_What to work on_: Check each line of the listing, and copy it if it contains the word "xlabel".

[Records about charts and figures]
--------------------------------------------------

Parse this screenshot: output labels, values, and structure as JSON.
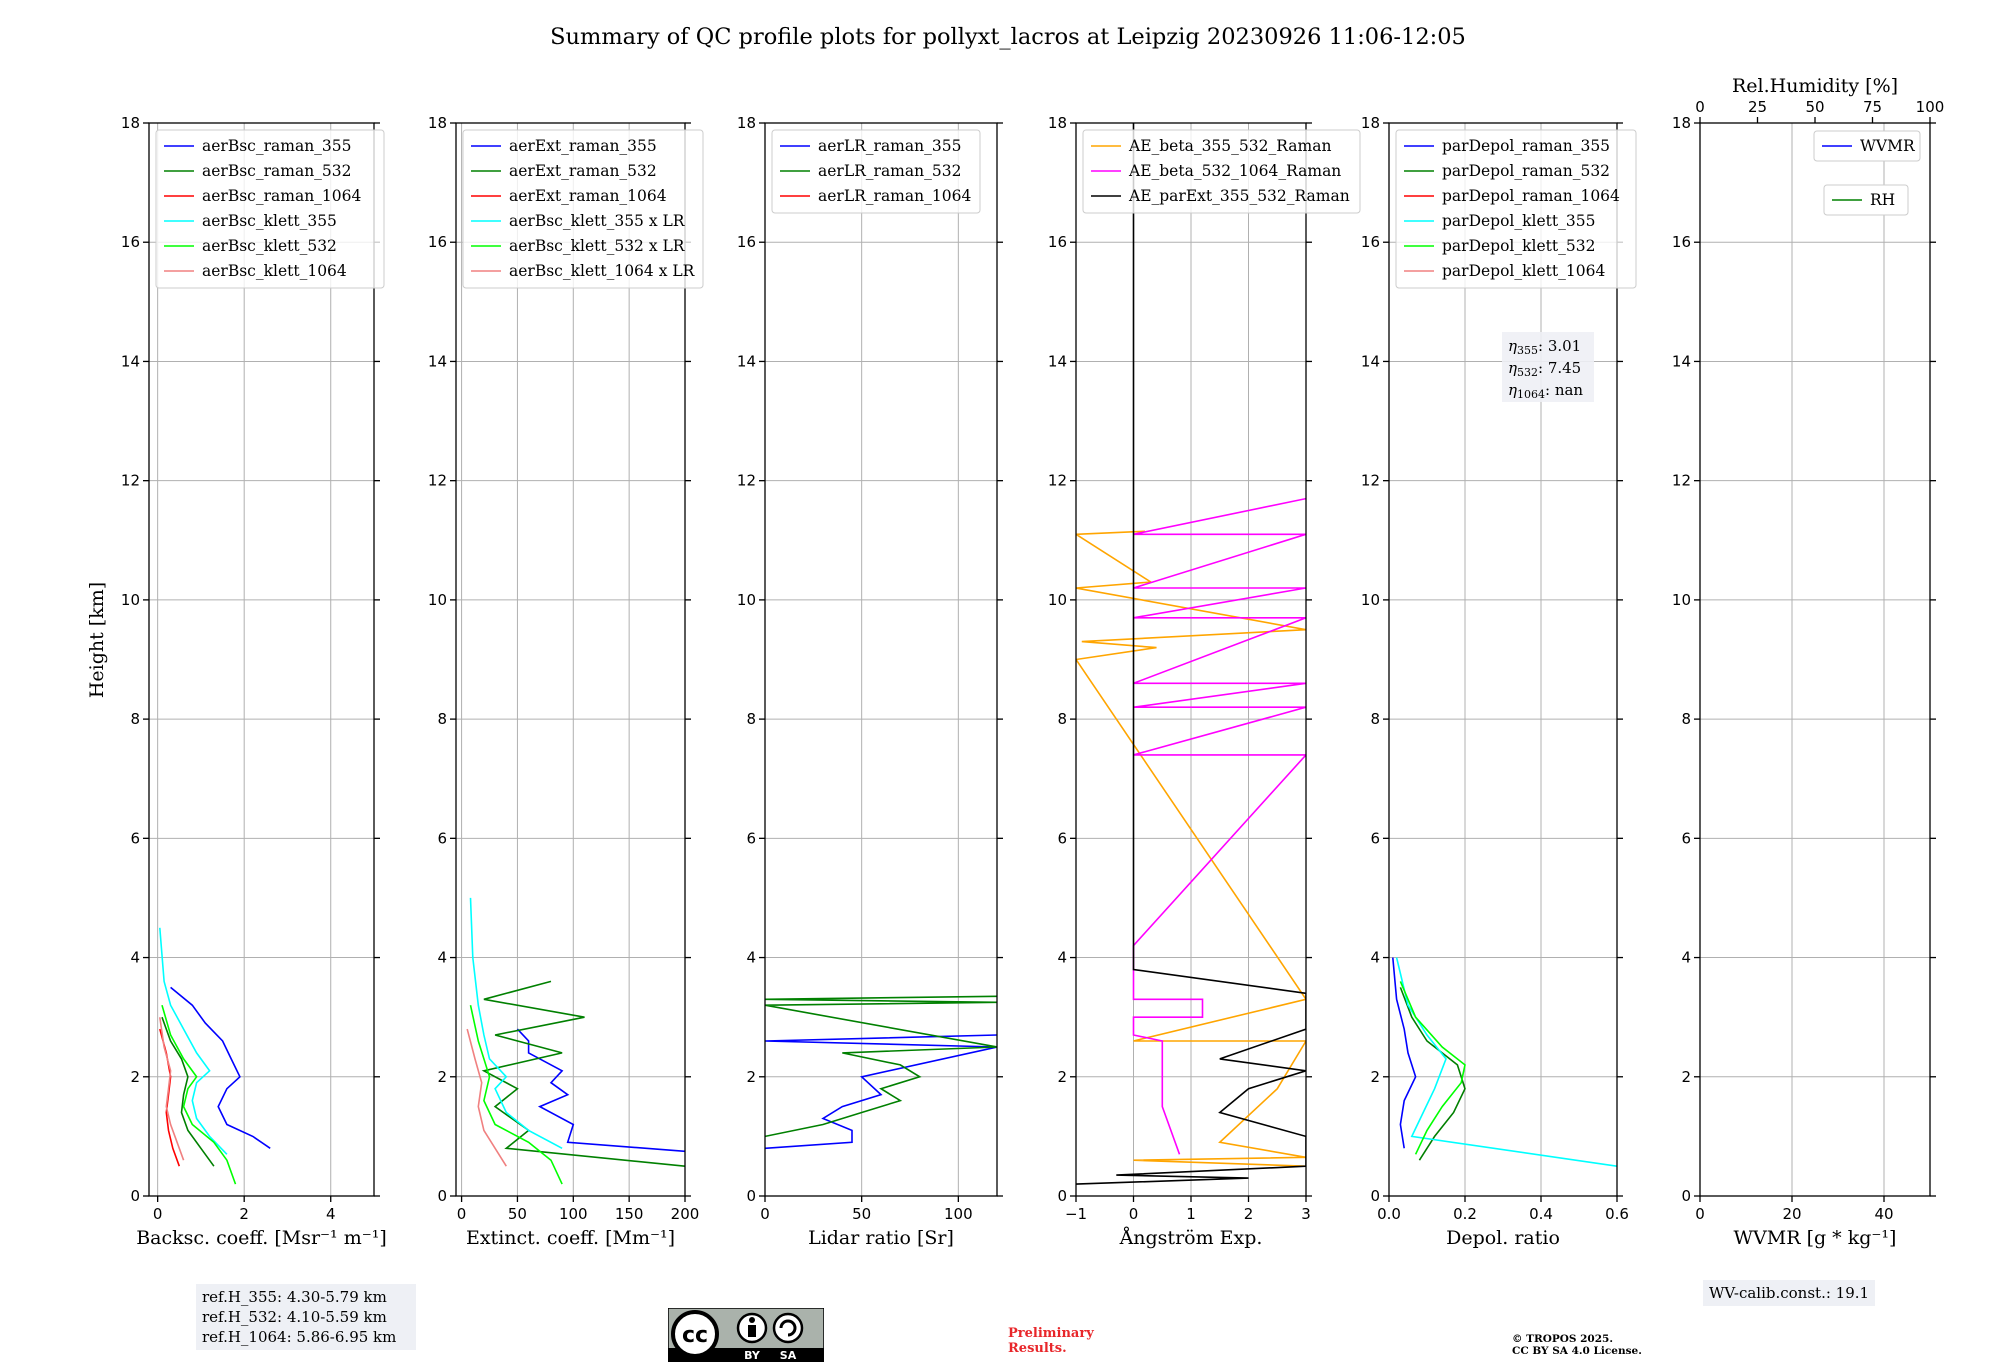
{
  "title": "Summary of QC profile plots for pollyxt_lacros at Leipzig 20230926 11:06-12:05",
  "ylabel": "Height [km]",
  "panels": [
    {
      "id": "bsc",
      "xlabel": "Backsc. coeff. [Msr⁻¹ m⁻¹]",
      "xlim": [
        -0.2,
        5
      ],
      "xticks": [
        0,
        2,
        4
      ],
      "legend": [
        "aerBsc_raman_355",
        "aerBsc_raman_532",
        "aerBsc_raman_1064",
        "aerBsc_klett_355",
        "aerBsc_klett_532",
        "aerBsc_klett_1064"
      ],
      "colors": [
        "#0000ff",
        "#008000",
        "#ff0000",
        "#00ffff",
        "#00ff00",
        "#f08080"
      ]
    },
    {
      "id": "ext",
      "xlabel": "Extinct. coeff. [Mm⁻¹]",
      "xlim": [
        -5,
        200
      ],
      "xticks": [
        0,
        50,
        100,
        150,
        200
      ],
      "legend": [
        "aerExt_raman_355",
        "aerExt_raman_532",
        "aerExt_raman_1064",
        "aerBsc_klett_355 x LR",
        "aerBsc_klett_532 x LR",
        "aerBsc_klett_1064 x LR"
      ],
      "colors": [
        "#0000ff",
        "#008000",
        "#ff0000",
        "#00ffff",
        "#00ff00",
        "#f08080"
      ]
    },
    {
      "id": "lr",
      "xlabel": "Lidar ratio [Sr]",
      "xlim": [
        0,
        120
      ],
      "xticks": [
        0,
        50,
        100
      ],
      "legend": [
        "aerLR_raman_355",
        "aerLR_raman_532",
        "aerLR_raman_1064"
      ],
      "colors": [
        "#0000ff",
        "#008000",
        "#ff0000"
      ]
    },
    {
      "id": "ae",
      "xlabel": "Ångström Exp.",
      "xlim": [
        -1,
        3
      ],
      "xticks": [
        -1,
        0,
        1,
        2,
        3
      ],
      "legend": [
        "AE_beta_355_532_Raman",
        "AE_beta_532_1064_Raman",
        "AE_parExt_355_532_Raman"
      ],
      "colors": [
        "#ffa500",
        "#ff00ff",
        "#000000"
      ]
    },
    {
      "id": "dep",
      "xlabel": "Depol. ratio",
      "xlim": [
        0,
        0.6
      ],
      "xticks": [
        0.0,
        0.2,
        0.4,
        0.6
      ],
      "xtick_labels": [
        "0.0",
        "0.2",
        "0.4",
        "0.6"
      ],
      "legend": [
        "parDepol_raman_355",
        "parDepol_raman_532",
        "parDepol_raman_1064",
        "parDepol_klett_355",
        "parDepol_klett_532",
        "parDepol_klett_1064"
      ],
      "colors": [
        "#0000ff",
        "#008000",
        "#ff0000",
        "#00ffff",
        "#00ff00",
        "#f08080"
      ]
    },
    {
      "id": "wv",
      "xlabel": "WVMR [g * kg⁻¹]",
      "xlim": [
        0,
        50
      ],
      "xticks": [
        0,
        20,
        40
      ],
      "top_label": "Rel.Humidity [%]",
      "top_xlim": [
        0,
        100
      ],
      "top_xticks": [
        0,
        25,
        50,
        75,
        100
      ],
      "legend": [
        "WVMR",
        "RH"
      ],
      "colors": [
        "#0000ff",
        "#008000"
      ]
    }
  ],
  "chart_data": {
    "type": "line",
    "title": "Summary of QC profile plots for pollyxt_lacros at Leipzig 20230926 11:06-12:05",
    "ylabel": "Height [km]",
    "ylim": [
      0,
      18
    ],
    "yticks": [
      0,
      2,
      4,
      6,
      8,
      10,
      12,
      14,
      16,
      18
    ],
    "grid": true,
    "subplots": [
      {
        "id": "bsc",
        "series": [
          {
            "name": "aerBsc_raman_355",
            "x": [
              2.6,
              2.2,
              1.6,
              1.4,
              1.6,
              1.9,
              1.7,
              1.5,
              1.1,
              0.8,
              0.3
            ],
            "y": [
              0.8,
              1.0,
              1.2,
              1.5,
              1.8,
              2.0,
              2.3,
              2.6,
              2.9,
              3.2,
              3.5
            ]
          },
          {
            "name": "aerBsc_raman_532",
            "x": [
              1.3,
              1.0,
              0.7,
              0.55,
              0.6,
              0.7,
              0.55,
              0.3,
              0.1
            ],
            "y": [
              0.5,
              0.8,
              1.1,
              1.4,
              1.7,
              2.0,
              2.3,
              2.6,
              3.0
            ]
          },
          {
            "name": "aerBsc_raman_1064",
            "x": [
              0.5,
              0.35,
              0.25,
              0.2,
              0.25,
              0.3,
              0.2,
              0.05
            ],
            "y": [
              0.5,
              0.8,
              1.1,
              1.4,
              1.7,
              2.0,
              2.4,
              2.8
            ]
          },
          {
            "name": "aerBsc_klett_355",
            "x": [
              1.6,
              1.2,
              0.9,
              0.8,
              0.9,
              1.2,
              0.9,
              0.6,
              0.3,
              0.15,
              0.05
            ],
            "y": [
              0.7,
              1.0,
              1.3,
              1.6,
              1.9,
              2.1,
              2.4,
              2.8,
              3.2,
              3.6,
              4.5
            ]
          },
          {
            "name": "aerBsc_klett_532",
            "x": [
              1.8,
              1.6,
              1.3,
              0.8,
              0.6,
              0.7,
              0.9,
              0.6,
              0.3,
              0.1
            ],
            "y": [
              0.2,
              0.6,
              0.9,
              1.2,
              1.5,
              1.8,
              2.0,
              2.3,
              2.7,
              3.2
            ]
          },
          {
            "name": "aerBsc_klett_1064",
            "x": [
              0.6,
              0.45,
              0.3,
              0.2,
              0.25,
              0.3,
              0.15,
              0.05
            ],
            "y": [
              0.6,
              0.9,
              1.2,
              1.5,
              1.8,
              2.1,
              2.5,
              3.0
            ]
          }
        ]
      },
      {
        "id": "ext",
        "series": [
          {
            "name": "aerExt_raman_355",
            "x": [
              200,
              95,
              100,
              70,
              95,
              80,
              90,
              60,
              60,
              50
            ],
            "y": [
              0.75,
              0.9,
              1.2,
              1.5,
              1.7,
              1.9,
              2.1,
              2.4,
              2.6,
              2.8
            ]
          },
          {
            "name": "aerExt_raman_532",
            "x": [
              200,
              40,
              60,
              30,
              50,
              20,
              90,
              30,
              110,
              20,
              80
            ],
            "y": [
              0.5,
              0.8,
              1.1,
              1.5,
              1.8,
              2.1,
              2.4,
              2.7,
              3.0,
              3.3,
              3.6
            ]
          },
          {
            "name": "aerBsc_klett_355 x LR",
            "x": [
              90,
              60,
              40,
              30,
              40,
              25,
              20,
              15,
              10,
              8
            ],
            "y": [
              0.8,
              1.1,
              1.4,
              1.8,
              2.0,
              2.3,
              2.7,
              3.2,
              4.0,
              5.0
            ]
          },
          {
            "name": "aerBsc_klett_532 x LR",
            "x": [
              90,
              80,
              60,
              30,
              20,
              25,
              15,
              8
            ],
            "y": [
              0.2,
              0.6,
              0.9,
              1.2,
              1.6,
              2.0,
              2.6,
              3.2
            ]
          },
          {
            "name": "aerBsc_klett_1064 x LR",
            "x": [
              40,
              30,
              20,
              15,
              18,
              12,
              5
            ],
            "y": [
              0.5,
              0.8,
              1.1,
              1.5,
              1.9,
              2.3,
              2.8
            ]
          }
        ]
      },
      {
        "id": "lr",
        "series": [
          {
            "name": "aerLR_raman_355",
            "x": [
              0,
              45,
              45,
              30,
              40,
              60,
              50,
              120,
              0,
              120
            ],
            "y": [
              0.8,
              0.9,
              1.1,
              1.3,
              1.5,
              1.7,
              2.0,
              2.5,
              2.6,
              2.7
            ]
          },
          {
            "name": "aerLR_raman_532",
            "x": [
              0,
              30,
              50,
              70,
              60,
              80,
              70,
              40,
              120,
              0,
              120,
              0,
              120
            ],
            "y": [
              1.0,
              1.2,
              1.4,
              1.6,
              1.8,
              2.0,
              2.2,
              2.4,
              2.5,
              3.2,
              3.25,
              3.3,
              3.35
            ]
          }
        ]
      },
      {
        "id": "ae",
        "series": [
          {
            "name": "AE_beta_355_532_Raman",
            "x": [
              3,
              0.0,
              3,
              1.5,
              2.5,
              3,
              0.0,
              3,
              -1,
              0.4,
              -0.9,
              3,
              -1,
              0.3,
              -1,
              0.2
            ],
            "y": [
              0.5,
              0.6,
              0.65,
              0.9,
              1.8,
              2.6,
              2.6,
              3.3,
              9.0,
              9.2,
              9.3,
              9.5,
              10.2,
              10.3,
              11.1,
              11.15
            ]
          },
          {
            "name": "AE_beta_532_1064_Raman",
            "x": [
              0.8,
              0.5,
              0.5,
              0,
              0,
              1.2,
              1.2,
              0,
              0,
              3,
              0,
              3,
              0,
              3,
              0,
              3,
              0,
              3,
              0,
              3,
              0,
              3
            ],
            "y": [
              0.7,
              1.5,
              2.6,
              2.7,
              3.0,
              3.0,
              3.3,
              3.3,
              4.2,
              7.4,
              7.4,
              8.2,
              8.2,
              8.6,
              8.6,
              9.7,
              9.7,
              10.2,
              10.2,
              11.1,
              11.1,
              11.7
            ]
          },
          {
            "name": "AE_parExt_355_532_Raman",
            "x": [
              -1,
              2,
              -0.3,
              3,
              3,
              1.5,
              2.0,
              3,
              1.5,
              3,
              3,
              0,
              0
            ],
            "y": [
              0.2,
              0.3,
              0.35,
              0.5,
              1.0,
              1.4,
              1.8,
              2.1,
              2.3,
              2.8,
              3.4,
              3.8,
              18
            ]
          }
        ]
      },
      {
        "id": "dep",
        "series": [
          {
            "name": "parDepol_raman_355",
            "x": [
              0.04,
              0.03,
              0.04,
              0.07,
              0.05,
              0.04,
              0.02,
              0.01
            ],
            "y": [
              0.8,
              1.2,
              1.6,
              2.0,
              2.4,
              2.8,
              3.3,
              4.0
            ]
          },
          {
            "name": "parDepol_raman_532",
            "x": [
              0.08,
              0.12,
              0.17,
              0.2,
              0.18,
              0.1,
              0.06,
              0.03
            ],
            "y": [
              0.6,
              1.0,
              1.4,
              1.8,
              2.2,
              2.6,
              3.0,
              3.5
            ]
          },
          {
            "name": "parDepol_klett_355",
            "x": [
              0.6,
              0.06,
              0.09,
              0.12,
              0.15,
              0.1,
              0.05,
              0.02
            ],
            "y": [
              0.5,
              1.0,
              1.4,
              1.8,
              2.3,
              2.7,
              3.2,
              4.0
            ]
          },
          {
            "name": "parDepol_klett_532",
            "x": [
              0.07,
              0.1,
              0.14,
              0.19,
              0.2,
              0.14,
              0.07,
              0.03
            ],
            "y": [
              0.7,
              1.1,
              1.5,
              1.9,
              2.2,
              2.5,
              3.0,
              3.6
            ]
          }
        ]
      },
      {
        "id": "wv",
        "series": []
      }
    ]
  },
  "eta_box": [
    {
      "sym": "η",
      "sub": "355",
      "value": ": 3.01"
    },
    {
      "sym": "η",
      "sub": "532",
      "value": ": 7.45"
    },
    {
      "sym": "η",
      "sub": "1064",
      "value": ": nan"
    }
  ],
  "refH": [
    "ref.H_355: 4.30-5.79 km",
    "ref.H_532: 4.10-5.59 km",
    "ref.H_1064: 5.86-6.95 km"
  ],
  "wv_calib": "WV-calib.const.: 19.1",
  "cc_logo": {
    "cc": "cc",
    "by": "BY",
    "sa": "SA"
  },
  "preliminary": [
    "Preliminary",
    "Results."
  ],
  "copyright": [
    "© TROPOS 2025.",
    "CC BY SA 4.0 License."
  ]
}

--------------------------------------------------

_Solution for this exercise_:
      "xlabel": "Backsc. coeff. [Msr⁻¹ m⁻¹]",
      "xlabel": "Extinct. coeff. [Mm⁻¹]",
      "xlabel": "Lidar ratio [Sr]",
      "xlabel": "Ångström Exp.",
      "xlabel": "Depol. ratio",
      "xlabel": "WVMR [g * kg⁻¹]",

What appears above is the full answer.